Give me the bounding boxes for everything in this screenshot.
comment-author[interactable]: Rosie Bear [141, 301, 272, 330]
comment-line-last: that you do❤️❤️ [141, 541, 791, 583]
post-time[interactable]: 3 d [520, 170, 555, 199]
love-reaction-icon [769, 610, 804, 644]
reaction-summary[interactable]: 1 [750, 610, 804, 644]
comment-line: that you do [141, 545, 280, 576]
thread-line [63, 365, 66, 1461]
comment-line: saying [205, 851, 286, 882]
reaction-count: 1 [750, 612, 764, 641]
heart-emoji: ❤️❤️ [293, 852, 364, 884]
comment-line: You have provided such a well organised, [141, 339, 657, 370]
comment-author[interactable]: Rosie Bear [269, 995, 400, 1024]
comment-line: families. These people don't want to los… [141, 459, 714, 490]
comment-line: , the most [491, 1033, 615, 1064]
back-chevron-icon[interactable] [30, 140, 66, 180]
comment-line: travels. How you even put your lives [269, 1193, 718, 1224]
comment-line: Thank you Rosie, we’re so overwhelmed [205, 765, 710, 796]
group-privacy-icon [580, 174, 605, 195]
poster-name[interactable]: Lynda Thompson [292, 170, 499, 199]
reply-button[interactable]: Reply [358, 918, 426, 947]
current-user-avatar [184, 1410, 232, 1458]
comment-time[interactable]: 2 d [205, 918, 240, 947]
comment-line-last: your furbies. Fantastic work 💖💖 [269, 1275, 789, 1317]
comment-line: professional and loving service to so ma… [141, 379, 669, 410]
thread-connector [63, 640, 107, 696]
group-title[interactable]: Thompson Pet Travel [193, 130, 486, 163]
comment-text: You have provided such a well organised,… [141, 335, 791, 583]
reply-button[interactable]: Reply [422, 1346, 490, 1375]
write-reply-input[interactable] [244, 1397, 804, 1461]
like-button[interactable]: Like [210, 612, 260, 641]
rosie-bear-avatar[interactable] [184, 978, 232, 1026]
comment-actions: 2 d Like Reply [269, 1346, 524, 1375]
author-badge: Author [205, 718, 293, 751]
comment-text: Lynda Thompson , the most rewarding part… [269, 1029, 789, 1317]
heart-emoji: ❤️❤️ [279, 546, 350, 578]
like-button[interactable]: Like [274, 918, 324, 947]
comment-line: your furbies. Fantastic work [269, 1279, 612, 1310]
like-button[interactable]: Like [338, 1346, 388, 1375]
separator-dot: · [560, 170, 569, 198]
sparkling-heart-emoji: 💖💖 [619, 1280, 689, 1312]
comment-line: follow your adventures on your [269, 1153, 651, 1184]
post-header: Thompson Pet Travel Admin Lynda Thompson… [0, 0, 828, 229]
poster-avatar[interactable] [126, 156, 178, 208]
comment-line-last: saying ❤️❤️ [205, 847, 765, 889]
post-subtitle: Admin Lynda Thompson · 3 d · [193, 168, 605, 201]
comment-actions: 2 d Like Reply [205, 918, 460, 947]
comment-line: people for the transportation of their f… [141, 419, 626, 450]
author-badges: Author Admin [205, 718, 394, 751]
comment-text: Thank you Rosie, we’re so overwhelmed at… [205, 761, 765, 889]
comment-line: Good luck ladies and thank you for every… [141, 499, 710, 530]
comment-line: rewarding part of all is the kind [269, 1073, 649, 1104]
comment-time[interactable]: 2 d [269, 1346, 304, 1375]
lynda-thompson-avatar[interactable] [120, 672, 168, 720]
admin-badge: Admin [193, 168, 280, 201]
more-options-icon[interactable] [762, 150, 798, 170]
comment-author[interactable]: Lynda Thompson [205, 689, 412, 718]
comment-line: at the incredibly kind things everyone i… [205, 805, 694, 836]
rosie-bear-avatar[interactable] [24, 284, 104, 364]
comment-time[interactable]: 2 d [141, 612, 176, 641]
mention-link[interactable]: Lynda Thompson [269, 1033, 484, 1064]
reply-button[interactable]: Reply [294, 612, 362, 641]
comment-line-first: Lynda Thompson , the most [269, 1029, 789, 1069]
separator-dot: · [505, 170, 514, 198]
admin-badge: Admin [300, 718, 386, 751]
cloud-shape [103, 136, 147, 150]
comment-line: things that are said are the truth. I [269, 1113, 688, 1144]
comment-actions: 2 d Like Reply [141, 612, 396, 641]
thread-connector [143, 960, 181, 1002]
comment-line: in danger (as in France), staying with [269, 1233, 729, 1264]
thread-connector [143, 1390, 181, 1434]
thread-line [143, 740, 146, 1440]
··········
-- Problem statement --
Copy out the listing above line for line, with no changes.

-- Written answer --
Give me the bounding boxes for everything in this screenshot.
comment-author[interactable]: Rosie Bear [141, 301, 272, 330]
comment-line-last: that you do❤️❤️ [141, 541, 791, 583]
post-time[interactable]: 3 d [520, 170, 555, 199]
love-reaction-icon [769, 610, 804, 644]
reaction-summary[interactable]: 1 [750, 610, 804, 644]
comment-line: that you do [141, 545, 280, 576]
thread-line [63, 365, 66, 1461]
comment-line: saying [205, 851, 286, 882]
reaction-count: 1 [750, 612, 764, 641]
heart-emoji: ❤️❤️ [293, 852, 364, 884]
comment-line: You have provided such a well organised, [141, 339, 657, 370]
comment-author[interactable]: Rosie Bear [269, 995, 400, 1024]
comment-line: families. These people don't want to los… [141, 459, 714, 490]
comment-line: , the most [491, 1033, 615, 1064]
back-chevron-icon[interactable] [30, 140, 66, 180]
comment-line: travels. How you even put your lives [269, 1193, 718, 1224]
comment-line: Thank you Rosie, we’re so overwhelmed [205, 765, 710, 796]
group-privacy-icon [580, 174, 605, 195]
poster-name[interactable]: Lynda Thompson [292, 170, 499, 199]
reply-button[interactable]: Reply [358, 918, 426, 947]
current-user-avatar [184, 1410, 232, 1458]
comment-time[interactable]: 2 d [205, 918, 240, 947]
comment-line-last: your furbies. Fantastic work 💖💖 [269, 1275, 789, 1317]
comment-line: professional and loving service to so ma… [141, 379, 669, 410]
thread-connector [63, 640, 107, 696]
group-title[interactable]: Thompson Pet Travel [193, 130, 486, 163]
comment-text: You have provided such a well organised,… [141, 335, 791, 583]
reply-button[interactable]: Reply [422, 1346, 490, 1375]
write-reply-input[interactable] [244, 1397, 804, 1461]
like-button[interactable]: Like [210, 612, 260, 641]
rosie-bear-avatar[interactable] [184, 978, 232, 1026]
comment-actions: 2 d Like Reply [269, 1346, 524, 1375]
author-badge: Author [205, 718, 293, 751]
comment-text: Lynda Thompson , the most rewarding part… [269, 1029, 789, 1317]
heart-emoji: ❤️❤️ [279, 546, 350, 578]
like-button[interactable]: Like [274, 918, 324, 947]
comment-line: your furbies. Fantastic work [269, 1279, 612, 1310]
like-button[interactable]: Like [338, 1346, 388, 1375]
separator-dot: · [560, 170, 569, 198]
sparkling-heart-emoji: 💖💖 [619, 1280, 689, 1312]
comment-line: follow your adventures on your [269, 1153, 651, 1184]
post-header: Thompson Pet Travel Admin Lynda Thompson… [0, 0, 828, 229]
poster-avatar[interactable] [126, 156, 178, 208]
comment-line-last: saying ❤️❤️ [205, 847, 765, 889]
post-subtitle: Admin Lynda Thompson · 3 d · [193, 168, 605, 201]
comment-actions: 2 d Like Reply [205, 918, 460, 947]
comment-line: people for the transportation of their f… [141, 419, 626, 450]
author-badges: Author Admin [205, 718, 394, 751]
comment-text: Thank you Rosie, we’re so overwhelmed at… [205, 761, 765, 889]
comment-line: Good luck ladies and thank you for every… [141, 499, 710, 530]
comment-line: rewarding part of all is the kind [269, 1073, 649, 1104]
comment-time[interactable]: 2 d [269, 1346, 304, 1375]
lynda-thompson-avatar[interactable] [120, 672, 168, 720]
admin-badge: Admin [193, 168, 280, 201]
more-options-icon[interactable] [762, 150, 798, 170]
comment-author[interactable]: Lynda Thompson [205, 689, 412, 718]
comment-line: at the incredibly kind things everyone i… [205, 805, 694, 836]
rosie-bear-avatar[interactable] [24, 284, 104, 364]
comment-time[interactable]: 2 d [141, 612, 176, 641]
mention-link[interactable]: Lynda Thompson [269, 1033, 484, 1064]
reply-button[interactable]: Reply [294, 612, 362, 641]
comment-line-first: Lynda Thompson , the most [269, 1029, 789, 1069]
separator-dot: · [505, 170, 514, 198]
admin-badge: Admin [300, 718, 386, 751]
cloud-shape [103, 136, 147, 150]
comment-line: things that are said are the truth. I [269, 1113, 688, 1144]
comment-actions: 2 d Like Reply [141, 612, 396, 641]
thread-connector [143, 960, 181, 1002]
comment-line: in danger (as in France), staying with [269, 1233, 729, 1264]
thread-connector [143, 1390, 181, 1434]
thread-line [143, 740, 146, 1440]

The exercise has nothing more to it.